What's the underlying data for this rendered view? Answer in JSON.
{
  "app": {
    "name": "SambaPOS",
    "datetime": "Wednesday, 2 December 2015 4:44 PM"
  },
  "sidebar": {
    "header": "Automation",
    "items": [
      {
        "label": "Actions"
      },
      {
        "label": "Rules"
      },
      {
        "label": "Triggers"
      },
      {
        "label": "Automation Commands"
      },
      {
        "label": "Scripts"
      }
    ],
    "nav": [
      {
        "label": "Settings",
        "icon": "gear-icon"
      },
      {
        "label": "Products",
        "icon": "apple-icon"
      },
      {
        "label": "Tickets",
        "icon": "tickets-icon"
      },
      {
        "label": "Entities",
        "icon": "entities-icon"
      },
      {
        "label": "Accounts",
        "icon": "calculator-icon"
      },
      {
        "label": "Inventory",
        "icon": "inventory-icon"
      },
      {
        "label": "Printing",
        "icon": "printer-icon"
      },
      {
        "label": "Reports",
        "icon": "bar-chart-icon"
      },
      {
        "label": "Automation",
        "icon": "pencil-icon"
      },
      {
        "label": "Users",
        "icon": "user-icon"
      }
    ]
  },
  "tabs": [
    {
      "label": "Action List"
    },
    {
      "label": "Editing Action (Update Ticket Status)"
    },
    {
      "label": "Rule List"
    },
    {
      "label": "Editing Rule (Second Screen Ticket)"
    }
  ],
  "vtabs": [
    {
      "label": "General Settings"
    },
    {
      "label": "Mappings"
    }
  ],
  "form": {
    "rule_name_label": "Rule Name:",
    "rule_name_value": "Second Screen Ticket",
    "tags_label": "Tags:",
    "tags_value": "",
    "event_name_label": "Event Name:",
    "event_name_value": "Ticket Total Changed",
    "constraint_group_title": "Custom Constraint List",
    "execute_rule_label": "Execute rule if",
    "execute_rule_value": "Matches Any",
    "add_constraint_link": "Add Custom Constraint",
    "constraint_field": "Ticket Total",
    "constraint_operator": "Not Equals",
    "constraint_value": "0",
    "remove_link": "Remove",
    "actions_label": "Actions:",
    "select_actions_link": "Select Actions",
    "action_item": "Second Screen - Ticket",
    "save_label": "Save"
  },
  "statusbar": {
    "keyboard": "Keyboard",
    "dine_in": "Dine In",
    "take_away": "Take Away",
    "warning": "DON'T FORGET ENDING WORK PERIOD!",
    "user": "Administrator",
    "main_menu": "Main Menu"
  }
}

— Objective —
Copy down every line of the material above that includes the string "List".

— Answer to this exercise —
      "label": "Action List"
      "label": "Rule List"
    "constraint_group_title": "Custom Constraint List",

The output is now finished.